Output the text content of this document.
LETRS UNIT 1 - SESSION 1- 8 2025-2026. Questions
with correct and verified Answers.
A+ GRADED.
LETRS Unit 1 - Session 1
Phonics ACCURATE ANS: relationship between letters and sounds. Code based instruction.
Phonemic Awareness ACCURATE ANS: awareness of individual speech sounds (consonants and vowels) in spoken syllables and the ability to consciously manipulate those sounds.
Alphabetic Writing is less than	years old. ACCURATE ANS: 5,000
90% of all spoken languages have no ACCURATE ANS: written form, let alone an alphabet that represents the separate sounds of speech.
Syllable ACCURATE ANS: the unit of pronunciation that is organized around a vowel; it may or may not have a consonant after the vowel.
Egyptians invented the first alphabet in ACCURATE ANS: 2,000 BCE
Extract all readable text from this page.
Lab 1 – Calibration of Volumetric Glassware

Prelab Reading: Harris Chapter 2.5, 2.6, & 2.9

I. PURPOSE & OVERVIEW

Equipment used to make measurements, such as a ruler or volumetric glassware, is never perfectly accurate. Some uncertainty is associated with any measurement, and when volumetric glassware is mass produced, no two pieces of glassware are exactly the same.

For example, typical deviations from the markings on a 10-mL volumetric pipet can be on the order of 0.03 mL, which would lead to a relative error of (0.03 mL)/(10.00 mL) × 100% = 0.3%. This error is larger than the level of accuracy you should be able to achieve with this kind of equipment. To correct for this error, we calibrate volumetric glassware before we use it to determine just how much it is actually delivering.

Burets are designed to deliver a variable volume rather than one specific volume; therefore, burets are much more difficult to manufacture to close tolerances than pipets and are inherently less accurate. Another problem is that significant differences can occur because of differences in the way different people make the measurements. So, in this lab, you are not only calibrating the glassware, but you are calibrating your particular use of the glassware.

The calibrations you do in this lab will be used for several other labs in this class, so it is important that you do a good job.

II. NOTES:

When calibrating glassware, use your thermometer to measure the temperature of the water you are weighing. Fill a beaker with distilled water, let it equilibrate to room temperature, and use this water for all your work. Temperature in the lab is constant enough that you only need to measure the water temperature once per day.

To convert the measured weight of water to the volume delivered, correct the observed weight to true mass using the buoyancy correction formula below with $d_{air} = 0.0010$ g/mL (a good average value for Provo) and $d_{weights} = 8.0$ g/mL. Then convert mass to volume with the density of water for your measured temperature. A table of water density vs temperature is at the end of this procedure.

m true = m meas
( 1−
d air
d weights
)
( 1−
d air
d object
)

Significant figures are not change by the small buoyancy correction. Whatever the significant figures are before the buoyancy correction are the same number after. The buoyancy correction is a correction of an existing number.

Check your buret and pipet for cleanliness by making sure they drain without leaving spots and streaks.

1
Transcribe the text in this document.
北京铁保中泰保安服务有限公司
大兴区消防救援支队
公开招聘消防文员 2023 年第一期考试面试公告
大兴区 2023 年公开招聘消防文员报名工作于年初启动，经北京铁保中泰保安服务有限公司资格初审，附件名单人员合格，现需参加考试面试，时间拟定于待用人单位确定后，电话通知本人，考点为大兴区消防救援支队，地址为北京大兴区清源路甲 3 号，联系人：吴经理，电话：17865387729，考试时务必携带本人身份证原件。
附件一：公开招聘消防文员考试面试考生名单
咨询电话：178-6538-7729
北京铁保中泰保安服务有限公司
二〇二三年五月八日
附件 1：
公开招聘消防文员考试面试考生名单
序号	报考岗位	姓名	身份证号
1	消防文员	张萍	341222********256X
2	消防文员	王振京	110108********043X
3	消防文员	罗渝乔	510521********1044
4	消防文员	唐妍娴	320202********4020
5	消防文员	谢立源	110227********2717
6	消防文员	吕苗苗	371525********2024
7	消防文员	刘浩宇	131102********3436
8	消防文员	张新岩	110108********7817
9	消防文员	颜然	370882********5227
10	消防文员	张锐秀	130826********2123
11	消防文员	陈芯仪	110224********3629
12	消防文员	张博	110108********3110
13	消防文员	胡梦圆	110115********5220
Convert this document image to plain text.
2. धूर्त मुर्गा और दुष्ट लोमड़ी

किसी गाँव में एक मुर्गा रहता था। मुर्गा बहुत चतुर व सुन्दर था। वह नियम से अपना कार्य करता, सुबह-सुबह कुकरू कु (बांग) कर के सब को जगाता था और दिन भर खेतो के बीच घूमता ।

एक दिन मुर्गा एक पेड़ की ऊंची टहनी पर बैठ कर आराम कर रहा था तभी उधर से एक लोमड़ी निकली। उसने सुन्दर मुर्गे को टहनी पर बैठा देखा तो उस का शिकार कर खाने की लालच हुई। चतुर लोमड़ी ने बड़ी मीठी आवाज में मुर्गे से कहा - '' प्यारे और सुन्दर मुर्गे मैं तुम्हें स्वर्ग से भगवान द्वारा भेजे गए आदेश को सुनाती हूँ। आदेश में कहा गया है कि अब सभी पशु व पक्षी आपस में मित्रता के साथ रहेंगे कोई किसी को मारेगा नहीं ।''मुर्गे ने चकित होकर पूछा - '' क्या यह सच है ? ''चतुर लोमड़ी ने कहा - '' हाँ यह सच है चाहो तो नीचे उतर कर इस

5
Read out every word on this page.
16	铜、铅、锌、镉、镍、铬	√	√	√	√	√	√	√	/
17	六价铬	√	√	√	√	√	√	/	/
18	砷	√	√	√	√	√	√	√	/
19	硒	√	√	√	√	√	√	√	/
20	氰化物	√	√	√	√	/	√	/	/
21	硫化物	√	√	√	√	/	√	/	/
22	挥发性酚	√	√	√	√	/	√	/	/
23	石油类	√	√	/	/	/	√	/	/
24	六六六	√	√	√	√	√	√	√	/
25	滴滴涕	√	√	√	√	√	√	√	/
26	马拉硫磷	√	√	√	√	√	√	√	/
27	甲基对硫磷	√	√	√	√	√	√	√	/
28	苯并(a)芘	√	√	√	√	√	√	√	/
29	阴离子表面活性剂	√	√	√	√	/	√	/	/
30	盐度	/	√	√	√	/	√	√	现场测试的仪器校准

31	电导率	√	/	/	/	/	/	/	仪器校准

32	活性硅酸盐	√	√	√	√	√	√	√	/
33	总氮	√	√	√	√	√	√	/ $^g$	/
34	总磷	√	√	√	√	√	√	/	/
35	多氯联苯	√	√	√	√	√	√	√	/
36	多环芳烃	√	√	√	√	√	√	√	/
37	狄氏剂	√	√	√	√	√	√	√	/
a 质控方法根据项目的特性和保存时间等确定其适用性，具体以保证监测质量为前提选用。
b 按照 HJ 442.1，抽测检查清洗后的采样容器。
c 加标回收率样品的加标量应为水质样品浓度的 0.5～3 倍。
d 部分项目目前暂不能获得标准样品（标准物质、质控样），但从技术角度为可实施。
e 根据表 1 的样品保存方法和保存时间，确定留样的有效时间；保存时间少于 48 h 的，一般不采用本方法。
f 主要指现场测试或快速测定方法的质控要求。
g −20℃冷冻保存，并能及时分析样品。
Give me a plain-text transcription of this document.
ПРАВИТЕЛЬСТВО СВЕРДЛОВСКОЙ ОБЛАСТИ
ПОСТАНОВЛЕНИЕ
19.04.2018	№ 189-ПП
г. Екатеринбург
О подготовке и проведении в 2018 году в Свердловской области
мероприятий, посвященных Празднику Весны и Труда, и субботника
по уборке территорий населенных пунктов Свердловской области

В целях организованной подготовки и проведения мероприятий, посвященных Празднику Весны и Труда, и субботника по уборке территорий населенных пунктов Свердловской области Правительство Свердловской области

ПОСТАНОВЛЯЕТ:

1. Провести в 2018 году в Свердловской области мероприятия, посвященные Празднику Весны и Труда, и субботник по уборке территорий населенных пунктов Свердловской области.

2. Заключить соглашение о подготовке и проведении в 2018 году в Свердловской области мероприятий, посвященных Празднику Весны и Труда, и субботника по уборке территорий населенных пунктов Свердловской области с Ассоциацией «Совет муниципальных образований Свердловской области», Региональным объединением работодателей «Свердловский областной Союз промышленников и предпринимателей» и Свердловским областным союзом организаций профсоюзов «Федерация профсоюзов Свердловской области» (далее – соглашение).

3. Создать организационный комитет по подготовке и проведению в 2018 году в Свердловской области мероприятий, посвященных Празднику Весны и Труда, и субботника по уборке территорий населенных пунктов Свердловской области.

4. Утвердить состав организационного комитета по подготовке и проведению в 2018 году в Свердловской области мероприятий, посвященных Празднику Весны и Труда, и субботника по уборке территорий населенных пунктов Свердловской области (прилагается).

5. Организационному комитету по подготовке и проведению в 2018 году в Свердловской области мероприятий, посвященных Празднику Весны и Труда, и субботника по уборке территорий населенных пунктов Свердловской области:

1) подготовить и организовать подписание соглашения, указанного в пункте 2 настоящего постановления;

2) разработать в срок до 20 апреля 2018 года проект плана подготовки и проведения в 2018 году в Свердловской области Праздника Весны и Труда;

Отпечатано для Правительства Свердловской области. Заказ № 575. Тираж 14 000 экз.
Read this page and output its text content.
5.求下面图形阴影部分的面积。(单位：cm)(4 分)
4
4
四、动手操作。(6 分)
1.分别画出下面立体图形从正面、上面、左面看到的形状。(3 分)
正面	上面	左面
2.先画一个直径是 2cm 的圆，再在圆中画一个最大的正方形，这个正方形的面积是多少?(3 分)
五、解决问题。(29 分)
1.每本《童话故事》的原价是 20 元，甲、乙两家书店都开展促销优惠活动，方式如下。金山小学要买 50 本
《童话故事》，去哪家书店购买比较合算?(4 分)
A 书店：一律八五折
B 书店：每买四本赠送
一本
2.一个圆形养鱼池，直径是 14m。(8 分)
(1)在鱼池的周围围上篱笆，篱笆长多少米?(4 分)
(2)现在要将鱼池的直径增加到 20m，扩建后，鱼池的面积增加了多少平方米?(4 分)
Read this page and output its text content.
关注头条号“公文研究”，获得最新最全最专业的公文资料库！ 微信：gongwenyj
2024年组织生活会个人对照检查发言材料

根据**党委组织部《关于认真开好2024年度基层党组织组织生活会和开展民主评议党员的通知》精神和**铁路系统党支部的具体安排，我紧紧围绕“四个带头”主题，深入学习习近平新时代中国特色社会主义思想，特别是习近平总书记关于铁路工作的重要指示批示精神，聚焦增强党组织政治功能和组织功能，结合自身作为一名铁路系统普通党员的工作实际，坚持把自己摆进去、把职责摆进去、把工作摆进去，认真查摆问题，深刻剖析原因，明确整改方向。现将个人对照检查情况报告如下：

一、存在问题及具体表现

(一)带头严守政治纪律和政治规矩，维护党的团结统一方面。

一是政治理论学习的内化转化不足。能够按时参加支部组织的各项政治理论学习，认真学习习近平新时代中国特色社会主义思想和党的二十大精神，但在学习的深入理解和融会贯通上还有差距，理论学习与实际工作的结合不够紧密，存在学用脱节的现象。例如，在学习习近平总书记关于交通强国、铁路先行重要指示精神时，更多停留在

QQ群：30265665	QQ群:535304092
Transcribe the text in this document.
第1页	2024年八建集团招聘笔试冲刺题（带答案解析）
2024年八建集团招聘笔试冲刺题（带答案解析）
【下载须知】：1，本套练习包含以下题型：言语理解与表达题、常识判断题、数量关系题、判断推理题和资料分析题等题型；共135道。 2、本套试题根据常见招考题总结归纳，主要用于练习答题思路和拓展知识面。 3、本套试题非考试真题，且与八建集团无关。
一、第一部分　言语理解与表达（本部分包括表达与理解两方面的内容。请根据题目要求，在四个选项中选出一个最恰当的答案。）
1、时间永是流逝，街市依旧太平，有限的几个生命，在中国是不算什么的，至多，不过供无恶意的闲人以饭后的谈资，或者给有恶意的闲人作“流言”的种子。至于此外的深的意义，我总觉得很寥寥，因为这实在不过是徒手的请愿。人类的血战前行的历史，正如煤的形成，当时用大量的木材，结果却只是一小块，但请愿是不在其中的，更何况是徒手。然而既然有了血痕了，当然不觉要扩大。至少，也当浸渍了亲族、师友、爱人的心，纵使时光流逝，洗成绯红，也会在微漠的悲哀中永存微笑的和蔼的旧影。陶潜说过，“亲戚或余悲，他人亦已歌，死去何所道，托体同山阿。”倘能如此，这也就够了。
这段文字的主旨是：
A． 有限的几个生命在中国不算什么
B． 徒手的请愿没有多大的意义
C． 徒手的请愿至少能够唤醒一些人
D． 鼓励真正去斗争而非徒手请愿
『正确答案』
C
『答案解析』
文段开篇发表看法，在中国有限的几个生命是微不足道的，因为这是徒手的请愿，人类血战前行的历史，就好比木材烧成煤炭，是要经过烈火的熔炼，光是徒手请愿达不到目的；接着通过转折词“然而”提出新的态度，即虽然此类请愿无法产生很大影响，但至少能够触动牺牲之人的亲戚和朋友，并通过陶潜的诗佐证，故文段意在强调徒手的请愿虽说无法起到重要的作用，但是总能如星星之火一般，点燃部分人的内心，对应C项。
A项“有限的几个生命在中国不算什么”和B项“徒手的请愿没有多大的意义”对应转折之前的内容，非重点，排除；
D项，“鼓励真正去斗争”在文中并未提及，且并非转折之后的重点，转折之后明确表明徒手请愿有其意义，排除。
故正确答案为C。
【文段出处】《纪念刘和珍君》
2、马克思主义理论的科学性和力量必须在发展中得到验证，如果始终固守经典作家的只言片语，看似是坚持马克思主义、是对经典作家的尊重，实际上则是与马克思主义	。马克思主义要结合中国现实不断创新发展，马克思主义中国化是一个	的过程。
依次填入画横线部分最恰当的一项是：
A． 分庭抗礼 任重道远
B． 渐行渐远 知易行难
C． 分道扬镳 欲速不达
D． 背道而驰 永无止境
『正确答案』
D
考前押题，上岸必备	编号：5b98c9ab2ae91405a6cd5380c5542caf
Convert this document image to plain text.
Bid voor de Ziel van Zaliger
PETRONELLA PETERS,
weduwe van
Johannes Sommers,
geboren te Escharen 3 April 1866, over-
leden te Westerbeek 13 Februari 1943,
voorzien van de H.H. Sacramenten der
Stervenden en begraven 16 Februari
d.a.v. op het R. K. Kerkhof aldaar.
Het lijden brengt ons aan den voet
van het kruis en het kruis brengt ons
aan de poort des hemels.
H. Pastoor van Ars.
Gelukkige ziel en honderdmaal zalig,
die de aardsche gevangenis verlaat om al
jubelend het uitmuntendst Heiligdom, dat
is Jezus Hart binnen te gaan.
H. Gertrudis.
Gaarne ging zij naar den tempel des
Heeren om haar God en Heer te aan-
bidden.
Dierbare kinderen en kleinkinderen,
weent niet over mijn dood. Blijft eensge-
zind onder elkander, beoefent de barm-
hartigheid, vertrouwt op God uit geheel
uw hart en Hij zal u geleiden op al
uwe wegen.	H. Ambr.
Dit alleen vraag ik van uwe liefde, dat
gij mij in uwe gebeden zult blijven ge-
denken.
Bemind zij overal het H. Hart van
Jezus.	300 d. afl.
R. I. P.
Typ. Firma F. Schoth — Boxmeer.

□ □ □ □

Pick out all the lines with the word "much" in them and copy them.

For example, typical deviations from the markings on a 10-mL volumetric pipet can be on the order of 0.03 mL, which would lead to a relative error of (0.03 mL)/(10.00 mL) × 100% = 0.3%. This error is larger than the level of accuracy you should be able to achieve with this kind of equipment. To correct for this error, we calibrate volumetric glassware before we use it to determine just how much it is actually delivering.
Burets are designed to deliver a variable volume rather than one specific volume; therefore, burets are much more difficult to manufacture to close tolerances than pipets and are inherently less accurate. Another problem is that significant differences can occur because of differences in the way different people make the measurements. So, in this lab, you are not only calibrating the glassware, but you are calibrating your particular use of the glassware.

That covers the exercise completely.